Boxed element entries:
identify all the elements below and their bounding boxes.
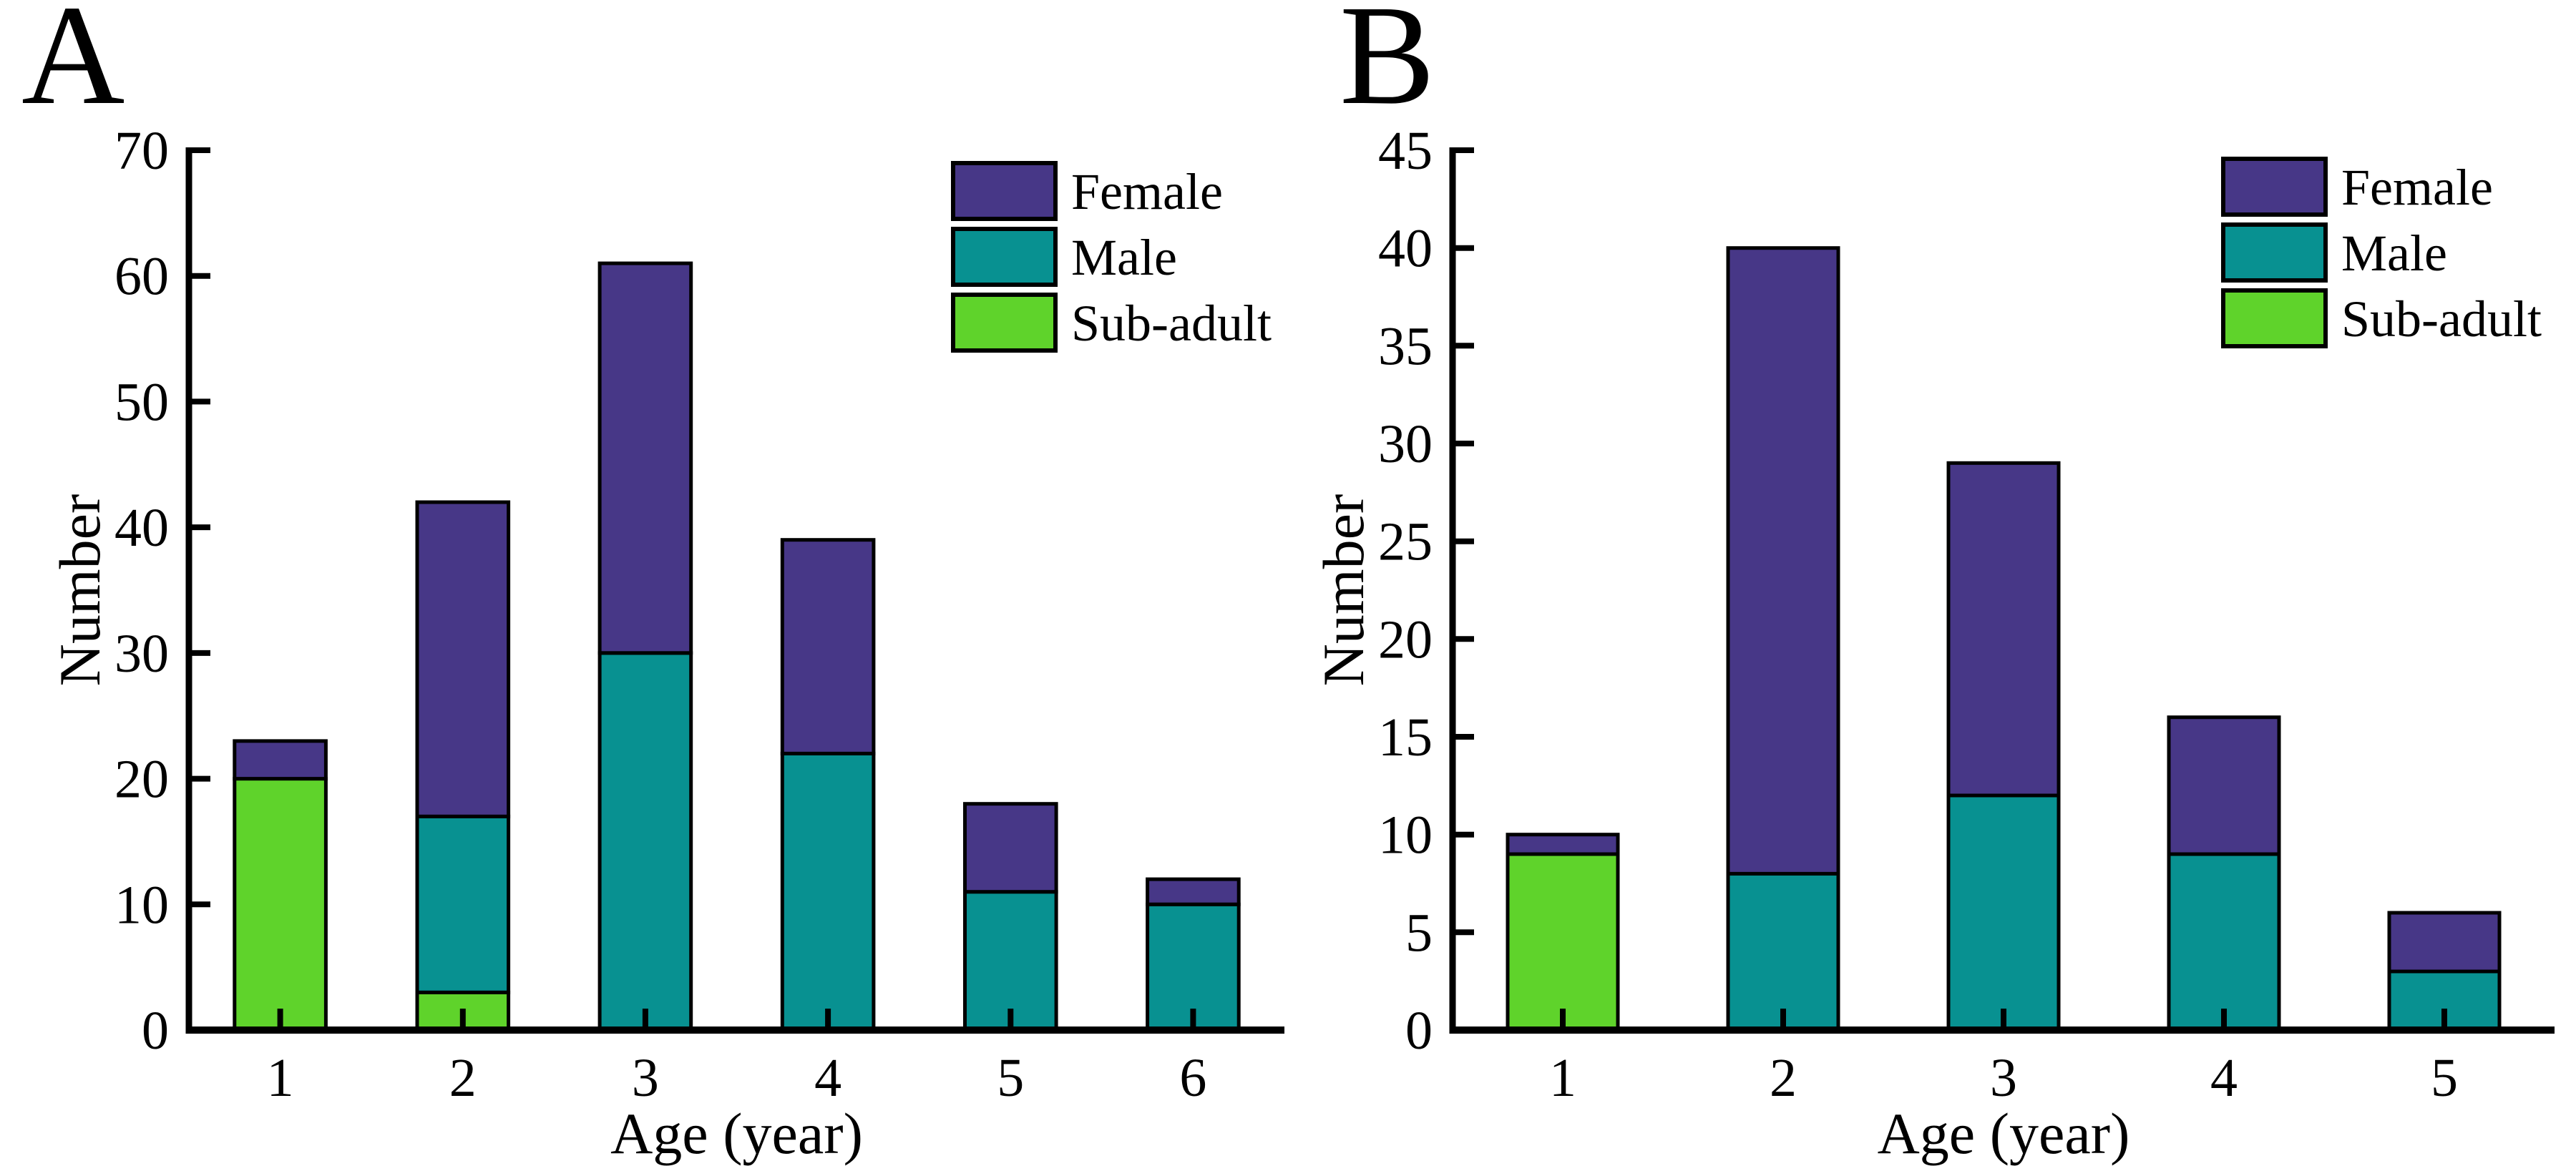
legend-swatch-male xyxy=(951,227,1058,287)
panel-B-label: B xyxy=(1340,0,1435,134)
y-tick-label: 30 xyxy=(1378,414,1433,474)
y-tick-label: 45 xyxy=(1378,121,1433,181)
y-tick-label: 40 xyxy=(1378,219,1433,279)
x-tick-label: 3 xyxy=(632,1048,659,1108)
x-tick-label: 2 xyxy=(1770,1048,1797,1108)
legend-label-male: Male xyxy=(1071,229,1177,286)
y-tick-label: 20 xyxy=(114,750,169,810)
x-tick-label: 6 xyxy=(1179,1048,1206,1108)
bar-age1-sub-adult-segment xyxy=(1506,852,1620,1032)
y-tick-label: 25 xyxy=(1378,512,1433,572)
x-tick-label: 1 xyxy=(1549,1048,1576,1108)
y-tick-label: 10 xyxy=(114,875,169,935)
x-tick-label: 4 xyxy=(2210,1048,2238,1108)
x-axis-title: Age (year) xyxy=(1878,1101,2130,1166)
y-axis-title: Number xyxy=(1311,494,1376,687)
y-tick-label: 60 xyxy=(114,247,169,307)
x-tick-label: 4 xyxy=(814,1048,841,1108)
bar-age3-male-segment xyxy=(1946,793,2061,1032)
y-tick-label: 50 xyxy=(114,372,169,432)
x-tick-label: 2 xyxy=(449,1048,477,1108)
legend-swatch-sub-adult xyxy=(2221,288,2328,348)
bar-age1-sub-adult-segment xyxy=(233,777,328,1032)
bar-age5-female-segment xyxy=(2387,911,2502,974)
panel-A-label: A xyxy=(21,0,125,134)
legend-swatch-male xyxy=(2221,222,2328,283)
bars-group-B xyxy=(1506,246,2502,1032)
y-tick-label: 0 xyxy=(1405,1001,1433,1061)
y-axis-A: 0 10 20 30 40 50 60 70 xyxy=(114,121,210,1061)
y-tick-label: 0 xyxy=(142,1001,169,1061)
bar-age4-female-segment xyxy=(2167,715,2281,856)
y-tick-label: 10 xyxy=(1378,805,1433,866)
panel-B: B 0 5 10 15 20 25 30 35 40 45 1 2 3 4 5 Age (year) Numbe… xyxy=(1288,0,2576,1171)
y-tick-label: 35 xyxy=(1378,316,1433,376)
bar-age3-male-segment xyxy=(597,651,693,1032)
panel-A-chart: 0 10 20 30 40 50 60 70 1 2 3 4 5 6 Age (year) Number Fem… xyxy=(47,121,1284,1166)
y-tick-label: 20 xyxy=(1378,609,1433,670)
bars-group-A xyxy=(233,261,1241,1032)
x-tick-label: 5 xyxy=(2431,1048,2458,1108)
panel-A: A 0 10 20 30 40 50 60 70 1 2 3 4 5 6 Age (year) Number F… xyxy=(21,0,1284,1166)
bar-age1-female-segment xyxy=(233,739,328,781)
y-axis-title: Number xyxy=(47,494,112,687)
bar-age2-female-segment xyxy=(415,500,511,818)
legend-swatch-female xyxy=(951,161,1058,221)
y-tick-label: 40 xyxy=(114,498,169,558)
bar-age6-female-segment xyxy=(1146,877,1241,906)
x-axis-B: 1 2 3 4 5 xyxy=(1449,1009,2555,1108)
bar-age1-female-segment xyxy=(1506,833,1620,856)
y-tick-label: 5 xyxy=(1405,903,1433,963)
x-tick-label: 1 xyxy=(267,1048,294,1108)
x-axis-title: Age (year) xyxy=(610,1101,863,1166)
bar-age3-female-segment xyxy=(597,261,693,655)
bar-age3-female-segment xyxy=(1946,461,2061,798)
y-tick-label: 70 xyxy=(114,121,169,181)
legend-label-male: Male xyxy=(2341,225,2447,282)
bar-age5-female-segment xyxy=(963,802,1058,894)
legend-swatch-sub-adult xyxy=(951,293,1058,353)
bar-age2-female-segment xyxy=(1726,246,1840,876)
bar-age4-female-segment xyxy=(780,538,876,755)
legend-B: Female Male Sub-adult xyxy=(2221,157,2542,348)
bar-age2-male-segment xyxy=(415,814,511,994)
legend-label-female: Female xyxy=(2341,159,2493,216)
legend-label-female: Female xyxy=(1071,163,1223,220)
x-axis-A: 1 2 3 4 5 6 xyxy=(185,1009,1284,1108)
legend-swatch-female xyxy=(2221,157,2328,217)
legend-A: Female Male Sub-adult xyxy=(951,161,1272,353)
y-axis-B: 0 5 10 15 20 25 30 35 40 45 xyxy=(1378,121,1474,1061)
x-tick-label: 3 xyxy=(1990,1048,2017,1108)
bar-age4-male-segment xyxy=(2167,852,2281,1032)
bar-age4-male-segment xyxy=(780,751,876,1032)
y-tick-label: 30 xyxy=(114,624,169,684)
legend-label-sub-adult: Sub-adult xyxy=(1071,295,1272,352)
bar-age2-male-segment xyxy=(1726,871,1840,1032)
y-tick-label: 15 xyxy=(1378,707,1433,768)
x-tick-label: 5 xyxy=(997,1048,1024,1108)
legend-label-sub-adult: Sub-adult xyxy=(2341,290,2542,348)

### GIVEN EXERCISE
Format every line of the records above as a numbered list, skipping any blank lines. Leave the pictures out of your answer.

### IN RESPONSE
1. identify all the elements below and their bounding boxes.
2. legend-swatch-male xyxy=(951,227,1058,287)
3. panel-B-label: B xyxy=(1340,0,1435,134)
4. y-tick-label: 30 xyxy=(1378,414,1433,474)
5. y-tick-label: 45 xyxy=(1378,121,1433,181)
6. y-tick-label: 40 xyxy=(1378,219,1433,279)
7. x-tick-label: 3 xyxy=(632,1048,659,1108)
8. x-tick-label: 2 xyxy=(1770,1048,1797,1108)
9. legend-label-male: Male xyxy=(1071,229,1177,286)
10. y-tick-label: 20 xyxy=(114,750,169,810)
11. x-tick-label: 6 xyxy=(1179,1048,1206,1108)
12. bar-age1-sub-adult-segment xyxy=(1506,852,1620,1032)
13. y-tick-label: 25 xyxy=(1378,512,1433,572)
14. x-tick-label: 1 xyxy=(1549,1048,1576,1108)
15. y-tick-label: 10 xyxy=(114,875,169,935)
16. x-tick-label: 4 xyxy=(2210,1048,2238,1108)
17. x-axis-title: Age (year) xyxy=(1878,1101,2130,1166)
18. y-axis-title: Number xyxy=(1311,494,1376,687)
19. y-tick-label: 60 xyxy=(114,247,169,307)
20. x-tick-label: 4 xyxy=(814,1048,841,1108)
21. bar-age3-male-segment xyxy=(1946,793,2061,1032)
22. y-tick-label: 50 xyxy=(114,372,169,432)
23. x-tick-label: 2 xyxy=(449,1048,477,1108)
24. legend-swatch-sub-adult xyxy=(2221,288,2328,348)
25. bar-age1-sub-adult-segment xyxy=(233,777,328,1032)
26. bar-age5-female-segment xyxy=(2387,911,2502,974)
27. panel-A-label: A xyxy=(21,0,125,134)
28. legend-swatch-male xyxy=(2221,222,2328,283)
29. bars-group-B xyxy=(1506,246,2502,1032)
30. y-tick-label: 0 xyxy=(1405,1001,1433,1061)
31. y-axis-A: 0 10 20 30 40 50 60 70 xyxy=(114,121,210,1061)
32. y-tick-label: 0 xyxy=(142,1001,169,1061)
33. bar-age4-female-segment xyxy=(2167,715,2281,856)
34. y-tick-label: 10 xyxy=(1378,805,1433,866)
35. panel-B: B 0 5 10 15 20 25 30 35 40 45 1 2 3 4 5 Age (year) Numbe… xyxy=(1288,0,2576,1171)
36. y-tick-label: 35 xyxy=(1378,316,1433,376)
37. bar-age3-male-segment xyxy=(597,651,693,1032)
38. panel-A-chart: 0 10 20 30 40 50 60 70 1 2 3 4 5 6 Age (year) Number Fem… xyxy=(47,121,1284,1166)
39. y-tick-label: 20 xyxy=(1378,609,1433,670)
40. bars-group-A xyxy=(233,261,1241,1032)
41. x-tick-label: 5 xyxy=(2431,1048,2458,1108)
42. panel-A: A 0 10 20 30 40 50 60 70 1 2 3 4 5 6 Age (year) Number F… xyxy=(21,0,1284,1166)
43. bar-age1-female-segment xyxy=(233,739,328,781)
44. y-axis-title: Number xyxy=(47,494,112,687)
45. bar-age2-female-segment xyxy=(415,500,511,818)
46. legend-swatch-female xyxy=(951,161,1058,221)
47. y-tick-label: 40 xyxy=(114,498,169,558)
48. bar-age6-female-segment xyxy=(1146,877,1241,906)
49. x-axis-B: 1 2 3 4 5 xyxy=(1449,1009,2555,1108)
50. bar-age1-female-segment xyxy=(1506,833,1620,856)
51. y-tick-label: 5 xyxy=(1405,903,1433,963)
52. x-tick-label: 1 xyxy=(267,1048,294,1108)
53. x-axis-title: Age (year) xyxy=(610,1101,863,1166)
54. bar-age3-female-segment xyxy=(597,261,693,655)
55. bar-age3-female-segment xyxy=(1946,461,2061,798)
56. y-tick-label: 70 xyxy=(114,121,169,181)
57. legend-label-male: Male xyxy=(2341,225,2447,282)
58. bar-age5-female-segment xyxy=(963,802,1058,894)
59. legend-swatch-sub-adult xyxy=(951,293,1058,353)
60. bar-age2-female-segment xyxy=(1726,246,1840,876)
61. bar-age4-female-segment xyxy=(780,538,876,755)
62. legend-B: Female Male Sub-adult xyxy=(2221,157,2542,348)
63. bar-age2-male-segment xyxy=(415,814,511,994)
64. legend-label-female: Female xyxy=(2341,159,2493,216)
65. legend-label-female: Female xyxy=(1071,163,1223,220)
66. x-axis-A: 1 2 3 4 5 6 xyxy=(185,1009,1284,1108)
67. legend-swatch-female xyxy=(2221,157,2328,217)
68. legend-A: Female Male Sub-adult xyxy=(951,161,1272,353)
69. y-axis-B: 0 5 10 15 20 25 30 35 40 45 xyxy=(1378,121,1474,1061)
70. x-tick-label: 3 xyxy=(1990,1048,2017,1108)
71. bar-age4-male-segment xyxy=(2167,852,2281,1032)
72. bar-age4-male-segment xyxy=(780,751,876,1032)
73. y-tick-label: 30 xyxy=(114,624,169,684)
74. legend-label-sub-adult: Sub-adult xyxy=(1071,295,1272,352)
75. bar-age2-male-segment xyxy=(1726,871,1840,1032)
76. y-tick-label: 15 xyxy=(1378,707,1433,768)
77. x-tick-label: 5 xyxy=(997,1048,1024,1108)
78. legend-label-sub-adult: Sub-adult xyxy=(2341,290,2542,348)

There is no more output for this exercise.